SHORT EXERCISE: For each line below that contains the string "個人情報の収集", copy that line.

BEGIN SOURCE DATA

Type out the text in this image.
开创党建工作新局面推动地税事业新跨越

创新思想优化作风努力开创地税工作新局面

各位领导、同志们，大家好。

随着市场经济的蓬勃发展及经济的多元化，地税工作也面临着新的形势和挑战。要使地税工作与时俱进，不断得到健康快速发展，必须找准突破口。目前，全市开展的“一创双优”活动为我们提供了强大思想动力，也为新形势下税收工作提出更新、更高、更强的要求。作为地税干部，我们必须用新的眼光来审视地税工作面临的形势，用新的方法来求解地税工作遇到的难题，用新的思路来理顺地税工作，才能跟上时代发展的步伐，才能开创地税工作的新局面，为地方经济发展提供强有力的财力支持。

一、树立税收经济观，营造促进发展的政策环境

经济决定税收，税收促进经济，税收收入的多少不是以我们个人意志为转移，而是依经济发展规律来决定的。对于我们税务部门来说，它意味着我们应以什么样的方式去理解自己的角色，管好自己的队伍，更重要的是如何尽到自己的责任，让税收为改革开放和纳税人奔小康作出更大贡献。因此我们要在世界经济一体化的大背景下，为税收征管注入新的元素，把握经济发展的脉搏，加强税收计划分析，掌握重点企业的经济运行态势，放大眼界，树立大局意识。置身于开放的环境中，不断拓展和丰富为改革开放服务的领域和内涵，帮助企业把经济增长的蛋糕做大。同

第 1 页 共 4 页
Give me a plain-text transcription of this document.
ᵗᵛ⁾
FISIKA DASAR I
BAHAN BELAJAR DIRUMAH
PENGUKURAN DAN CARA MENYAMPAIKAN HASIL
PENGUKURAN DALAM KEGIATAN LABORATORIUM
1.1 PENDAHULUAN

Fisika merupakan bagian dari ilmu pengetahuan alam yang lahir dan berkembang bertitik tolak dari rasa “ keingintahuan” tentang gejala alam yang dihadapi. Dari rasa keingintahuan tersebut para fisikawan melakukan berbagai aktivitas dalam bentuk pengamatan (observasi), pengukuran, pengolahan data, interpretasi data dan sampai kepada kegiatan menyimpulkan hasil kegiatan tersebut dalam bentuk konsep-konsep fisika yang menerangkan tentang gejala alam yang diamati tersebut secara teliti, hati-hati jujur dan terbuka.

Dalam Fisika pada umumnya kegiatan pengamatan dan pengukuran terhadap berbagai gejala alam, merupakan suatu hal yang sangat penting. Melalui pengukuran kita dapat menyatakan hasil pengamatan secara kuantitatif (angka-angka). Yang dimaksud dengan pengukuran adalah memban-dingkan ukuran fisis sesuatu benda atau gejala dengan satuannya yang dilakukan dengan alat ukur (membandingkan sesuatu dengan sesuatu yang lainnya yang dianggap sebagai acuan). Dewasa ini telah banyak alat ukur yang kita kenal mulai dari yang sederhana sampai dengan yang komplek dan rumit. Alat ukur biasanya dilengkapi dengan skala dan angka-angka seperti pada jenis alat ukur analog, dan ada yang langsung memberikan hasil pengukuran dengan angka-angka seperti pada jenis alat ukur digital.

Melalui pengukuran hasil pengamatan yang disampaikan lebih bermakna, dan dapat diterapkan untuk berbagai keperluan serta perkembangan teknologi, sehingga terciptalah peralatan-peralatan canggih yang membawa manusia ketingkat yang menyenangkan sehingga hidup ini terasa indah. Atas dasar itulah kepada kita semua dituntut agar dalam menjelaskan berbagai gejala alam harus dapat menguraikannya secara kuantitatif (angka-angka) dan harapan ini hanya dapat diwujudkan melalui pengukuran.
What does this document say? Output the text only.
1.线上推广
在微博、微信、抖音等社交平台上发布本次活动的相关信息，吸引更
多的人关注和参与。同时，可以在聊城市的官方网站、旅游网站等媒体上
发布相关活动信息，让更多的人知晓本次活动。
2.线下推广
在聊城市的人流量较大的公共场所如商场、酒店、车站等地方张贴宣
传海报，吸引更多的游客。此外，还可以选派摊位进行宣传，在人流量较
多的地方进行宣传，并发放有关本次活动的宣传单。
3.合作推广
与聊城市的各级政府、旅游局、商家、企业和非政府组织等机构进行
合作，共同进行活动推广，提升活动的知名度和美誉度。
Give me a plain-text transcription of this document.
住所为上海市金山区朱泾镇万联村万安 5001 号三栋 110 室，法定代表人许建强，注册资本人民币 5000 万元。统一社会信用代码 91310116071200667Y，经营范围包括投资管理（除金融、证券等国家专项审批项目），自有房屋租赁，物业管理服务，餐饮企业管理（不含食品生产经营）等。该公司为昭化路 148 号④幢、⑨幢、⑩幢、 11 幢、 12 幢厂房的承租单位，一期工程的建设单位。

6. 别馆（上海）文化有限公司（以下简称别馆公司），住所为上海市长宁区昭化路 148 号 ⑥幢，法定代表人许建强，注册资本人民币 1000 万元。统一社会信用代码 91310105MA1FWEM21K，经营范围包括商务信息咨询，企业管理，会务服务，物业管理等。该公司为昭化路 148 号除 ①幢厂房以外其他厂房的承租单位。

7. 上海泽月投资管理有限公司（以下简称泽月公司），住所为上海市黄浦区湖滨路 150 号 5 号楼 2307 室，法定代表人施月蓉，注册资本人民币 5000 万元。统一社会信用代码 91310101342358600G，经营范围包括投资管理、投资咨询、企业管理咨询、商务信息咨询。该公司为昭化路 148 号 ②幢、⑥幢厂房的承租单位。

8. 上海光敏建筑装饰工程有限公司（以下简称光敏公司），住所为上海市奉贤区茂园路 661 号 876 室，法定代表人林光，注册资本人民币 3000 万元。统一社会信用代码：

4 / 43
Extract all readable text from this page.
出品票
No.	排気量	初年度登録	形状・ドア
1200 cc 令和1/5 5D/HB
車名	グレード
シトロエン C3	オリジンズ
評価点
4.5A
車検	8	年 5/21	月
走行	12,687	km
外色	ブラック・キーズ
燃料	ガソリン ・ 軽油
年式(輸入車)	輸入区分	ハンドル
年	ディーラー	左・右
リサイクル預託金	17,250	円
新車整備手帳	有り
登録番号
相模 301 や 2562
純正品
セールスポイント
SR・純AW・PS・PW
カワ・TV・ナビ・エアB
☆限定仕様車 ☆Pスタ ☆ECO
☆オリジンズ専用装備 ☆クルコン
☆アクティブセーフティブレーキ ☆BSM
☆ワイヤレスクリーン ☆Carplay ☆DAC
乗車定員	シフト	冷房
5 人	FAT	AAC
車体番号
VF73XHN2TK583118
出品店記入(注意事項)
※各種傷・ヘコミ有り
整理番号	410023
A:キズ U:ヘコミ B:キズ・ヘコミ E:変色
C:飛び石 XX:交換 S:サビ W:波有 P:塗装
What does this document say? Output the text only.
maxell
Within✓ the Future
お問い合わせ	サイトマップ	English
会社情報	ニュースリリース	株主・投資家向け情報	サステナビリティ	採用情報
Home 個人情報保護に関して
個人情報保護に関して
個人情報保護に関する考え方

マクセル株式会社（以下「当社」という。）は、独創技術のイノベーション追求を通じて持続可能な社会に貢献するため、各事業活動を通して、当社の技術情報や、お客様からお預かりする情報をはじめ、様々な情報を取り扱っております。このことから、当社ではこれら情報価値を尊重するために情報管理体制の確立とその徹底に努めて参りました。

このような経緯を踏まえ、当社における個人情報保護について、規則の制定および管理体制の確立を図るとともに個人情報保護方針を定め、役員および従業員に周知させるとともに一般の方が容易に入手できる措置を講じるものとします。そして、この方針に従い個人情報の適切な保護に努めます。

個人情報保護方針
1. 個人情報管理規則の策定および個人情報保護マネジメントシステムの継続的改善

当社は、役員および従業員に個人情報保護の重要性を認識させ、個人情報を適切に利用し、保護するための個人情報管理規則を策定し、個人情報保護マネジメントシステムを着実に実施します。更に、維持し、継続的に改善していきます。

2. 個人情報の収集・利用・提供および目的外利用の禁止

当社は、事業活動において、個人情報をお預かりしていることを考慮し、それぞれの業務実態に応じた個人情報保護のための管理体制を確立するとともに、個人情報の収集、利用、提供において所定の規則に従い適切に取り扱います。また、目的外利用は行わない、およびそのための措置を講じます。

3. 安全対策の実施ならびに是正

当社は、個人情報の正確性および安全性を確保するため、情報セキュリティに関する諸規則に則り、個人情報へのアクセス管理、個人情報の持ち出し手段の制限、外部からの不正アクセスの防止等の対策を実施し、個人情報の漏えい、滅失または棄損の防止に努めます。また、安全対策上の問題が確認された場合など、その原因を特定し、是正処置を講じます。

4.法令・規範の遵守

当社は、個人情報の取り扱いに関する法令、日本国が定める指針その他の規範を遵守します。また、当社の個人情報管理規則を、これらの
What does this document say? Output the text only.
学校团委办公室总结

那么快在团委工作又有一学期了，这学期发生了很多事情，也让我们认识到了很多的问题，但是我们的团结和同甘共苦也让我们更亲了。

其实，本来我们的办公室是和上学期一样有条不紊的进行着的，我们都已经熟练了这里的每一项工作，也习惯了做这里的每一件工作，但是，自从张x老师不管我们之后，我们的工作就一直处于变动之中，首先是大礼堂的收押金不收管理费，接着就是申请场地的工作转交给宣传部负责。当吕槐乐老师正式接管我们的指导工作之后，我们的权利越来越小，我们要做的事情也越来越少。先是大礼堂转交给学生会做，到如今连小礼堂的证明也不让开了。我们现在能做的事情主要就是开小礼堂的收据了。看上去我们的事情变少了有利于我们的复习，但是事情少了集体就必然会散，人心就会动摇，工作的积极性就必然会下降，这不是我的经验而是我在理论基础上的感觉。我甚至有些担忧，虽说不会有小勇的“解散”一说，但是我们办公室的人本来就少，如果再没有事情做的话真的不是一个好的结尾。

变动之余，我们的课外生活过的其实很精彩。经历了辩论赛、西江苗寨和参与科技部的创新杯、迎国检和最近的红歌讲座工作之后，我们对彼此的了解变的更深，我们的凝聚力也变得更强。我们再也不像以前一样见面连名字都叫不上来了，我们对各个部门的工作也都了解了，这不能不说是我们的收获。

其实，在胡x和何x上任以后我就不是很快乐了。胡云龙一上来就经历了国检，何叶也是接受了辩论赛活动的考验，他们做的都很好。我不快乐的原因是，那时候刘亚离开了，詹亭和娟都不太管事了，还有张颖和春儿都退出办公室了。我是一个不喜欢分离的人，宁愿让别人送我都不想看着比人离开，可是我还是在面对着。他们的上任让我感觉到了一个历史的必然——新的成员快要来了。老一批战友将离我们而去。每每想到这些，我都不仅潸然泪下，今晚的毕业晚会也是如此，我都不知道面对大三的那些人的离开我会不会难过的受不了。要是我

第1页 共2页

END SOURCE DATA

WRITTEN REPLY:
2. 個人情報の収集・利用・提供および目的外利用の禁止
当社は、事業活動において、個人情報をお預かりしていることを考慮し、それぞれの業務実態に応じた個人情報保護のための管理体制を確立するとともに、個人情報の収集、利用、提供において所定の規則に従い適切に取り扱います。また、目的外利用は行わない、およびそのための措置を講じます。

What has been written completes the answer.